[BEGIN Data supplied]

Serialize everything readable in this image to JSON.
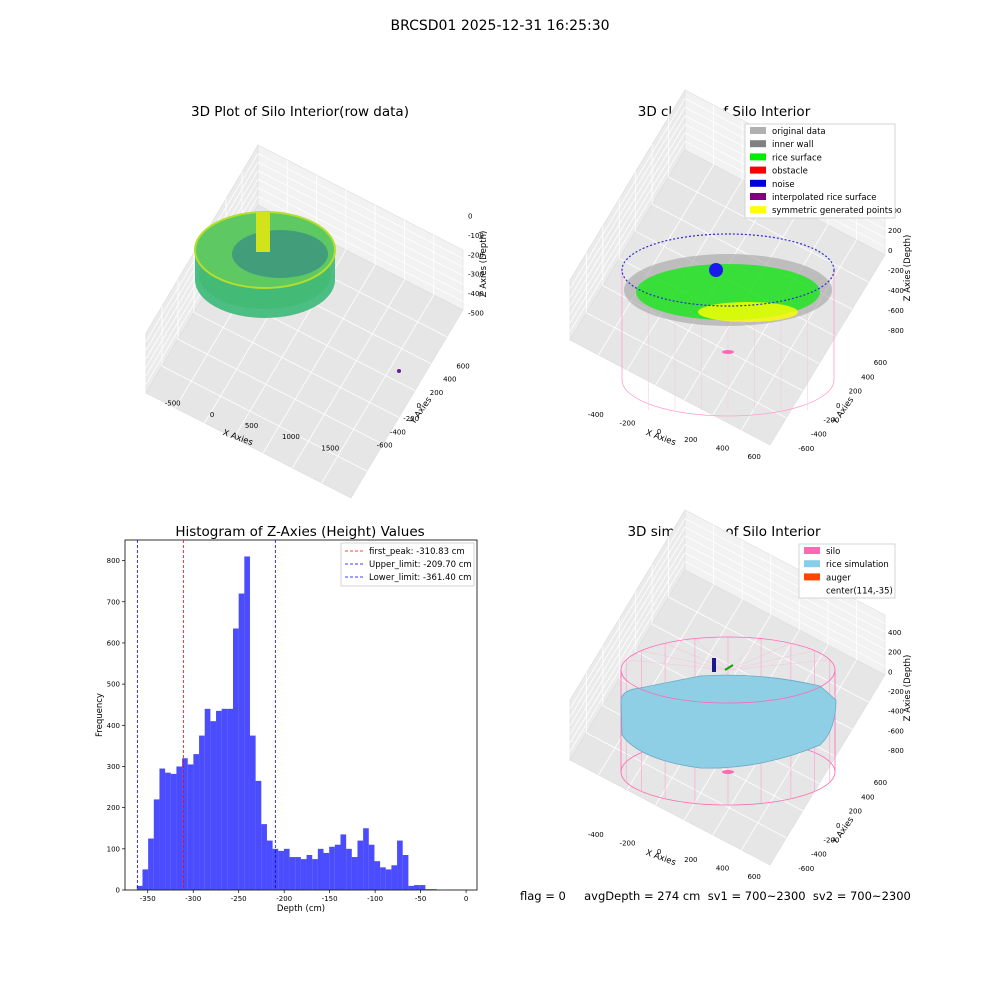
{
  "suptitle": "BRCSD01 2025-12-31 16:25:30",
  "panels": {
    "raw": {
      "title": "3D Plot of Silo Interior(row data)",
      "xlabel": "X Axies",
      "ylabel": "Y Axies",
      "zlabel": "Z Axies (Depth)",
      "xticks": [
        "-500",
        "0",
        "500",
        "1000",
        "1500"
      ],
      "yticks": [
        "-600",
        "-400",
        "-200",
        "0",
        "200",
        "400",
        "600"
      ],
      "zticks": [
        "0",
        "-100",
        "-200",
        "-300",
        "-400",
        "-500"
      ]
    },
    "classify": {
      "title": "3D classify of Silo Interior",
      "xlabel": "X Axies",
      "ylabel": "Y Axies",
      "zlabel": "Z Axies (Depth)",
      "xticks": [
        "-400",
        "-200",
        "0",
        "200",
        "400",
        "600"
      ],
      "yticks": [
        "-600",
        "-400",
        "-200",
        "0",
        "200",
        "400",
        "600"
      ],
      "zticks": [
        "400",
        "200",
        "0",
        "-200",
        "-400",
        "-600",
        "-800"
      ],
      "legend": [
        {
          "label": "original data",
          "color": "#b0b0b0"
        },
        {
          "label": "inner wall",
          "color": "#808080"
        },
        {
          "label": "rice surface",
          "color": "#00ee00"
        },
        {
          "label": "obstacle",
          "color": "#ff0000"
        },
        {
          "label": "noise",
          "color": "#0000dd"
        },
        {
          "label": "interpolated rice surface",
          "color": "#800080"
        },
        {
          "label": "symmetric generated points",
          "color": "#ffff00"
        }
      ]
    },
    "simulation": {
      "title": "3D simulation of Silo Interior",
      "xlabel": "X Axies",
      "ylabel": "Y Axies",
      "zlabel": "Z Axies (Depth)",
      "xticks": [
        "-400",
        "-200",
        "0",
        "200",
        "400",
        "600"
      ],
      "yticks": [
        "-600",
        "-400",
        "-200",
        "0",
        "200",
        "400",
        "600"
      ],
      "zticks": [
        "400",
        "200",
        "0",
        "-200",
        "-400",
        "-600",
        "-800"
      ],
      "legend": [
        {
          "label": "silo",
          "color": "#ff69b4"
        },
        {
          "label": "rice simulation",
          "color": "#87ceeb"
        },
        {
          "label": "auger",
          "color": "#ff4500"
        },
        {
          "label": "center(114,-35)",
          "color": ""
        }
      ]
    }
  },
  "footer": "flag = 0     avgDepth = 274 cm  sv1 = 700~2300  sv2 = 700~2300",
  "chart_data": [
    {
      "type": "bar",
      "title": "Histogram of Z-Axies (Height) Values",
      "xlabel": "Depth (cm)",
      "ylabel": "Frequency",
      "xlim": [
        -375,
        12
      ],
      "ylim": [
        0,
        850
      ],
      "xticks": [
        -350,
        -300,
        -250,
        -200,
        -150,
        -100,
        -50,
        0
      ],
      "yticks": [
        0,
        100,
        200,
        300,
        400,
        500,
        600,
        700,
        800
      ],
      "bin_start": -362,
      "bin_width": 6.22,
      "bar_color": "#0000ff",
      "values": [
        10,
        50,
        125,
        220,
        295,
        285,
        282,
        300,
        320,
        305,
        330,
        375,
        440,
        410,
        435,
        440,
        440,
        635,
        720,
        810,
        375,
        265,
        160,
        120,
        100,
        95,
        100,
        80,
        80,
        75,
        85,
        75,
        100,
        90,
        105,
        110,
        135,
        100,
        80,
        120,
        150,
        110,
        70,
        55,
        50,
        60,
        120,
        85,
        10,
        12,
        12,
        2,
        2
      ],
      "vlines": [
        {
          "label": "first_peak: -310.83 cm",
          "x": -310.83,
          "color": "#ff0000"
        },
        {
          "label": "Upper_limit: -209.70 cm",
          "x": -209.7,
          "color": "#0000ff"
        },
        {
          "label": "Lower_limit: -361.40 cm",
          "x": -361.4,
          "color": "#0000ff"
        }
      ]
    }
  ]
}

[END Data supplied]

▸ Problem description
Skip the pictures, then retype every line above exactly.

▸ Response below
Serialize everything readable in this image to JSON.
{
  "suptitle": "BRCSD01 2025-12-31 16:25:30",
  "panels": {
    "raw": {
      "title": "3D Plot of Silo Interior(row data)",
      "xlabel": "X Axies",
      "ylabel": "Y Axies",
      "zlabel": "Z Axies (Depth)",
      "xticks": [
        "-500",
        "0",
        "500",
        "1000",
        "1500"
      ],
      "yticks": [
        "-600",
        "-400",
        "-200",
        "0",
        "200",
        "400",
        "600"
      ],
      "zticks": [
        "0",
        "-100",
        "-200",
        "-300",
        "-400",
        "-500"
      ]
    },
    "classify": {
      "title": "3D classify of Silo Interior",
      "xlabel": "X Axies",
      "ylabel": "Y Axies",
      "zlabel": "Z Axies (Depth)",
      "xticks": [
        "-400",
        "-200",
        "0",
        "200",
        "400",
        "600"
      ],
      "yticks": [
        "-600",
        "-400",
        "-200",
        "0",
        "200",
        "400",
        "600"
      ],
      "zticks": [
        "400",
        "200",
        "0",
        "-200",
        "-400",
        "-600",
        "-800"
      ],
      "legend": [
        {
          "label": "original data",
          "color": "#b0b0b0"
        },
        {
          "label": "inner wall",
          "color": "#808080"
        },
        {
          "label": "rice surface",
          "color": "#00ee00"
        },
        {
          "label": "obstacle",
          "color": "#ff0000"
        },
        {
          "label": "noise",
          "color": "#0000dd"
        },
        {
          "label": "interpolated rice surface",
          "color": "#800080"
        },
        {
          "label": "symmetric generated points",
          "color": "#ffff00"
        }
      ]
    },
    "simulation": {
      "title": "3D simulation of Silo Interior",
      "xlabel": "X Axies",
      "ylabel": "Y Axies",
      "zlabel": "Z Axies (Depth)",
      "xticks": [
        "-400",
        "-200",
        "0",
        "200",
        "400",
        "600"
      ],
      "yticks": [
        "-600",
        "-400",
        "-200",
        "0",
        "200",
        "400",
        "600"
      ],
      "zticks": [
        "400",
        "200",
        "0",
        "-200",
        "-400",
        "-600",
        "-800"
      ],
      "legend": [
        {
          "label": "silo",
          "color": "#ff69b4"
        },
        {
          "label": "rice simulation",
          "color": "#87ceeb"
        },
        {
          "label": "auger",
          "color": "#ff4500"
        },
        {
          "label": "center(114,-35)",
          "color": ""
        }
      ]
    }
  },
  "footer": "flag = 0     avgDepth = 274 cm  sv1 = 700~2300  sv2 = 700~2300",
  "chart_data": [
    {
      "type": "bar",
      "title": "Histogram of Z-Axies (Height) Values",
      "xlabel": "Depth (cm)",
      "ylabel": "Frequency",
      "xlim": [
        -375,
        12
      ],
      "ylim": [
        0,
        850
      ],
      "xticks": [
        -350,
        -300,
        -250,
        -200,
        -150,
        -100,
        -50,
        0
      ],
      "yticks": [
        0,
        100,
        200,
        300,
        400,
        500,
        600,
        700,
        800
      ],
      "bin_start": -362,
      "bin_width": 6.22,
      "bar_color": "#0000ff",
      "values": [
        10,
        50,
        125,
        220,
        295,
        285,
        282,
        300,
        320,
        305,
        330,
        375,
        440,
        410,
        435,
        440,
        440,
        635,
        720,
        810,
        375,
        265,
        160,
        120,
        100,
        95,
        100,
        80,
        80,
        75,
        85,
        75,
        100,
        90,
        105,
        110,
        135,
        100,
        80,
        120,
        150,
        110,
        70,
        55,
        50,
        60,
        120,
        85,
        10,
        12,
        12,
        2,
        2
      ],
      "vlines": [
        {
          "label": "first_peak: -310.83 cm",
          "x": -310.83,
          "color": "#ff0000"
        },
        {
          "label": "Upper_limit: -209.70 cm",
          "x": -209.7,
          "color": "#0000ff"
        },
        {
          "label": "Lower_limit: -361.40 cm",
          "x": -361.4,
          "color": "#0000ff"
        }
      ]
    }
  ]
}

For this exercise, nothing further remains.